Nav Mark Lookback: 0
-> Sort
Sort Key: i
-> Function Scan on generate_series s
(7 rows)

> - 0008 (Replace reduced frame map with single match result):
> * Comment block X-1 now uses the full field names
> rpr_match_valid / rpr_match_matched / rpr_match_length.
> * get_reduced_frame_status() sentence rephrased in the
> passive voice, as you suggested:
> "Row's status against the current match result can be
> obtained by calling get_reduced_frame_status()."
> * README.rpr split deferred per the above.

Thanks for the new patch. 0008 looks good to me.

> - 0009-0031: no semantic code changes. Most patches only
> carry context-line shifts from the edits above. The two
> exceptions are 0017 and 0023, whose rpr_integration.out
> hunks are updated to match the revised B4 test in 0007
> (clearing the temporary errors and adding the
> "Nav Mark Lookback" lines, respectively).

__DATA RECORDS__:
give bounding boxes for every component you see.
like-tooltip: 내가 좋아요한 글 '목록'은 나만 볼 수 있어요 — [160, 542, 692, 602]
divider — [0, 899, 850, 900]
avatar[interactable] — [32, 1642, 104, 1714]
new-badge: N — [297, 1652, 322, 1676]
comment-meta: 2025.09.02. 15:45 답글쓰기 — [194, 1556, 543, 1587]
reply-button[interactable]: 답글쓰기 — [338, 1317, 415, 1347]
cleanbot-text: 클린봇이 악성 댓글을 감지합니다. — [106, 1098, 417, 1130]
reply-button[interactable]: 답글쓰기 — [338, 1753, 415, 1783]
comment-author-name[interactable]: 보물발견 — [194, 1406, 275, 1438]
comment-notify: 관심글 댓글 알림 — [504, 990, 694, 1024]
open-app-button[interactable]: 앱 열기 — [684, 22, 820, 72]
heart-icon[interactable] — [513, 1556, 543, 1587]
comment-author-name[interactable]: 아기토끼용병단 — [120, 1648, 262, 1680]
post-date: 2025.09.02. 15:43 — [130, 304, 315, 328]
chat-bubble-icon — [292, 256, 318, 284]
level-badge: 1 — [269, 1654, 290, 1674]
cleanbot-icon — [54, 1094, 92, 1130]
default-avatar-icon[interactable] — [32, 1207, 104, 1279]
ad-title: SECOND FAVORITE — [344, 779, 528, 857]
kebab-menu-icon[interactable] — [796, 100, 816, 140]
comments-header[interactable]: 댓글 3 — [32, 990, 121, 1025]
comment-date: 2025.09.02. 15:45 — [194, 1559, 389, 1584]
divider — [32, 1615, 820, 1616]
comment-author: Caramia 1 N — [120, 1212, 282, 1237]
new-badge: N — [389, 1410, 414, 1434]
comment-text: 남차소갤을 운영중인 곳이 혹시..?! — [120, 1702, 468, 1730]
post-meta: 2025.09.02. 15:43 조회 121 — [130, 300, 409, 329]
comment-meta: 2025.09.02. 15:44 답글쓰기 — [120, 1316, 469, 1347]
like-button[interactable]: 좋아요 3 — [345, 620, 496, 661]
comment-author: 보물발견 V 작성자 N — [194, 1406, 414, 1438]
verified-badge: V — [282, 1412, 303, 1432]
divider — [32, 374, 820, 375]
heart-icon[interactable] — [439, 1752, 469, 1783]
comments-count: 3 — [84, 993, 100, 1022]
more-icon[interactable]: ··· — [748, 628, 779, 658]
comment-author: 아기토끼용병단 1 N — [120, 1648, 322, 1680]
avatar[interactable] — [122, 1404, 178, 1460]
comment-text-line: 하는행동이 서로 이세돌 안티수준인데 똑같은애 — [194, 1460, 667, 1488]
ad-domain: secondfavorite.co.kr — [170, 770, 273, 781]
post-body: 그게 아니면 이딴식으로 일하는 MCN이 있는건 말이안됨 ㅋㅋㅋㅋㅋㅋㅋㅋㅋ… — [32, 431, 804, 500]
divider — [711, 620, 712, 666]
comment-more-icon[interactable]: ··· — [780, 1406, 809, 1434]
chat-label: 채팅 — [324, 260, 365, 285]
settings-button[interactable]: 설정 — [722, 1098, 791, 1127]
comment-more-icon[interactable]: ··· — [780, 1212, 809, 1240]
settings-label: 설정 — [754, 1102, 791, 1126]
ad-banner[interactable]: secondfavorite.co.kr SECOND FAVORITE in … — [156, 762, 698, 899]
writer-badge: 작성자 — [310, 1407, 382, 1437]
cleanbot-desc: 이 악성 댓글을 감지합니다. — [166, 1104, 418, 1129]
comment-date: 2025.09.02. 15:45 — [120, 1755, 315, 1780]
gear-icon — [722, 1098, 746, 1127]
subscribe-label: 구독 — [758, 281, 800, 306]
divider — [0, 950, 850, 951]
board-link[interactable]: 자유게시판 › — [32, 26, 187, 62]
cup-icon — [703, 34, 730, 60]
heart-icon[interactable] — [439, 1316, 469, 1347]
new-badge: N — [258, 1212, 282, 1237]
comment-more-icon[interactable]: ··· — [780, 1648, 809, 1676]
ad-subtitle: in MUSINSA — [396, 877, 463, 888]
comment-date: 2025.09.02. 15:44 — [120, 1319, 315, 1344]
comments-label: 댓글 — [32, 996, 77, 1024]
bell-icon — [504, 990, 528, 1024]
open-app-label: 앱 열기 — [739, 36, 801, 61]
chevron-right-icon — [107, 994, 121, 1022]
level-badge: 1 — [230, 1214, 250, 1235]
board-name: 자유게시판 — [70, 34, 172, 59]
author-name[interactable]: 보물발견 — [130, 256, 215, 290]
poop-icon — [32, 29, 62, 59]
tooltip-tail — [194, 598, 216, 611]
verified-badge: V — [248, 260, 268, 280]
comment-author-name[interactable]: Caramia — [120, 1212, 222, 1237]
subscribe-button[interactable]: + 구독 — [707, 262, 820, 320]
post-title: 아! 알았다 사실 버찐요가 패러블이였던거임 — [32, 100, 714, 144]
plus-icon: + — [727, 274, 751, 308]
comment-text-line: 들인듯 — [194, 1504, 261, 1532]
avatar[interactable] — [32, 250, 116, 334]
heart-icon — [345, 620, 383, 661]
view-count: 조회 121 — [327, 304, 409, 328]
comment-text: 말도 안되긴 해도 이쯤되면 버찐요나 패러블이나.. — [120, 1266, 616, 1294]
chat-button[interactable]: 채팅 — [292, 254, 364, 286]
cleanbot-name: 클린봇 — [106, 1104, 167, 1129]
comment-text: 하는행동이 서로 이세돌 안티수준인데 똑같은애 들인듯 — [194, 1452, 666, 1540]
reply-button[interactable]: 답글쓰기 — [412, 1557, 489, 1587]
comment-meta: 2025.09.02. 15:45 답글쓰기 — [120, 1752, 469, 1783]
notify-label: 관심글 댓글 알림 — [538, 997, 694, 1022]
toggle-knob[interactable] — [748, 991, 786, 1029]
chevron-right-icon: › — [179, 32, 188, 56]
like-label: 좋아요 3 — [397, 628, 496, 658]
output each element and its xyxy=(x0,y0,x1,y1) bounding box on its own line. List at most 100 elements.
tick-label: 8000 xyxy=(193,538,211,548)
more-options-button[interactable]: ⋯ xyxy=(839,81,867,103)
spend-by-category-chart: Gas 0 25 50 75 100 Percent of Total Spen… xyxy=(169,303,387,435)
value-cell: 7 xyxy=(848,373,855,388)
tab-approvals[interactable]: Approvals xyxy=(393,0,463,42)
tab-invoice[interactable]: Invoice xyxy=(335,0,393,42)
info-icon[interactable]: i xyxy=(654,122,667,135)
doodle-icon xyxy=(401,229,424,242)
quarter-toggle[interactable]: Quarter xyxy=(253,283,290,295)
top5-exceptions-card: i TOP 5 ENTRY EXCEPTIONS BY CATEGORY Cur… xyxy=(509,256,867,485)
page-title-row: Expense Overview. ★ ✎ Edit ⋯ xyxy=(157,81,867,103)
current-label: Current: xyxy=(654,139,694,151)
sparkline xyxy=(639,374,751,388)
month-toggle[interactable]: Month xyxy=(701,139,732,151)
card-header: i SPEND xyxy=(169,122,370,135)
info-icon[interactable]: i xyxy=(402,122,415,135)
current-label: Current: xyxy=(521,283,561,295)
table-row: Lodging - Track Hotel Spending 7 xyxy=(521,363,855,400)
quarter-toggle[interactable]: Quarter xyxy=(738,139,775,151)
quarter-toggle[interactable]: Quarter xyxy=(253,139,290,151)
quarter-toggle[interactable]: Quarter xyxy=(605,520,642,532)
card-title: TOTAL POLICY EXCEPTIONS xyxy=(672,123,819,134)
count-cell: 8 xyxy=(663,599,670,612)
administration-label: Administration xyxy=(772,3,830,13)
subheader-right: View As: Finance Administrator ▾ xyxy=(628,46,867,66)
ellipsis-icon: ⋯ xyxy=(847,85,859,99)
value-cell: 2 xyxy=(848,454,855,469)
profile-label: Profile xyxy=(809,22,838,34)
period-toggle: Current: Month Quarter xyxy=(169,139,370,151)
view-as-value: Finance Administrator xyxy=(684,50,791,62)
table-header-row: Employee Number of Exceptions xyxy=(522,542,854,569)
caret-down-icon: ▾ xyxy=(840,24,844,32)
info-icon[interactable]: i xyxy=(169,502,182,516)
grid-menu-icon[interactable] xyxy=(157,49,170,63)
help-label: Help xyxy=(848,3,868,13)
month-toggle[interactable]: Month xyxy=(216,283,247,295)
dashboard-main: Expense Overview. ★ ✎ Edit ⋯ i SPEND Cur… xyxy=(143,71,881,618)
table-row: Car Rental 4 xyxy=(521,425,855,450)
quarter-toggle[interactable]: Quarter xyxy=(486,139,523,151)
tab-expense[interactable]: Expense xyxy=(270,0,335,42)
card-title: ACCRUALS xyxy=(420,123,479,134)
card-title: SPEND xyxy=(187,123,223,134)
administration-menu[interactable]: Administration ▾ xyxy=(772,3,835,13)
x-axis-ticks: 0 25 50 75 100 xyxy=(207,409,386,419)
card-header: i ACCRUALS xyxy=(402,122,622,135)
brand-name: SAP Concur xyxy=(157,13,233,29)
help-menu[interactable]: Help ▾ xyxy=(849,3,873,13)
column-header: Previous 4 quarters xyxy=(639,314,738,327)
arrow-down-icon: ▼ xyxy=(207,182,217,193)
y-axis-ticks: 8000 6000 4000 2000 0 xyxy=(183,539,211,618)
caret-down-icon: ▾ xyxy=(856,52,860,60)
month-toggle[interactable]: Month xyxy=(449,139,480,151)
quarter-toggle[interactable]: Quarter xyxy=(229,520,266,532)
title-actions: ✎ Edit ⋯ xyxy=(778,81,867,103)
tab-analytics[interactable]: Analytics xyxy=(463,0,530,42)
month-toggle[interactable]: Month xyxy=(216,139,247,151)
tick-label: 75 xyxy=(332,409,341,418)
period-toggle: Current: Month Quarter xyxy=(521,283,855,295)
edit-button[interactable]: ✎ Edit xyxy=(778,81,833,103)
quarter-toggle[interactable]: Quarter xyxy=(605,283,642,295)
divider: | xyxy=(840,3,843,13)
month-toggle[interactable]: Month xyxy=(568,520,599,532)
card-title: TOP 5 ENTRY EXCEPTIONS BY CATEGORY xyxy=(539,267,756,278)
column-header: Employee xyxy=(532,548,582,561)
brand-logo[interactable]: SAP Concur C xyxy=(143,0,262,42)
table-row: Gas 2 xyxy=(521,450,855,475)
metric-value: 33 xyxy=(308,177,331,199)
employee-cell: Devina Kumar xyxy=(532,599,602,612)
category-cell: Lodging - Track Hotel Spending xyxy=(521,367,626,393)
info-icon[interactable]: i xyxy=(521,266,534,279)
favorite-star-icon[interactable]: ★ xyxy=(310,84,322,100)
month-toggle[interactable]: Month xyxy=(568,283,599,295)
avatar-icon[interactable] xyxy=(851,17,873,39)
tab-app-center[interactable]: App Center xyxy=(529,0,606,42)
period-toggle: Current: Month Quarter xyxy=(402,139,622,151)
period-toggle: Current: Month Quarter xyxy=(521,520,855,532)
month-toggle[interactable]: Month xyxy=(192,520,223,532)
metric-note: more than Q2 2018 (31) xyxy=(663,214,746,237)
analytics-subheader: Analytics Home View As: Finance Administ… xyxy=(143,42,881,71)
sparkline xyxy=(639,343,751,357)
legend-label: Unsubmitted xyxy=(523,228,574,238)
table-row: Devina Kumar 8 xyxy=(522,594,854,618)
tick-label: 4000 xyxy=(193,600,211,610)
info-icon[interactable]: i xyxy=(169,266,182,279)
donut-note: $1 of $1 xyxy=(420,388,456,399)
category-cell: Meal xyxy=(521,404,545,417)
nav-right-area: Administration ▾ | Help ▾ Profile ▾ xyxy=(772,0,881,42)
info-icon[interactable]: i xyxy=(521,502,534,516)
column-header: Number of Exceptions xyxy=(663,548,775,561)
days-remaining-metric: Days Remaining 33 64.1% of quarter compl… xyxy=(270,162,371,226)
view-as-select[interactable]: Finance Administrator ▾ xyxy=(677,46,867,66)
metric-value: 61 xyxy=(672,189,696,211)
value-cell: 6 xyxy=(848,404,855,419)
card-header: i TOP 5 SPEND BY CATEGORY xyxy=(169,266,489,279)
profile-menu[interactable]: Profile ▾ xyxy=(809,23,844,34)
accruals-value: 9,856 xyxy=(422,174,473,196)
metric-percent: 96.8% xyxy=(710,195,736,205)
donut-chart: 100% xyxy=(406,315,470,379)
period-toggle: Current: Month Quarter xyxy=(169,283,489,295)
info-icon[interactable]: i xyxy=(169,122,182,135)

__COMPLETE THE FOLLOWING__:
• a. Copy the patch review excerpt from "Nav Mark Lookback: 0" to "per the above.", switching "passive voice" to "active voice".
• b. Render the records from their first line through the line containing "comment-meta: 2025.09.02. 15:45 답글쓰기 — [194, 1556, 543, 1587]" as a JSON list of strings, one string per line and no blank lines.
The records bear no relation to the patch review excerpt.

__ANSWERS TO THE EXERCISES__:
• a.
Nav Mark Lookback: 0
-> Sort
Sort Key: i
-> Function Scan on generate_series s
(7 rows)

> - 0008 (Replace reduced frame map with single match result):
> * Comment block X-1 now uses the full field names
> rpr_match_valid / rpr_match_matched / rpr_match_length.
> * get_reduced_frame_status() sentence rephrased in the
> active voice, as you suggested:
> "Row's status against the current match result can be
> obtained by calling get_reduced_frame_status()."
> * README.rpr split deferred per the above.

• b.
[
  "give bounding boxes for every component you see.",
  "like-tooltip: 내가 좋아요한 글 '목록'은 나만 볼 수 있어요 — [160, 542, 692, 602]",
  "divider — [0, 899, 850, 900]",
  "avatar[interactable] — [32, 1642, 104, 1714]",
  "new-badge: N — [297, 1652, 322, 1676]",
  "comment-meta: 2025.09.02. 15:45 답글쓰기 — [194, 1556, 543, 1587]"
]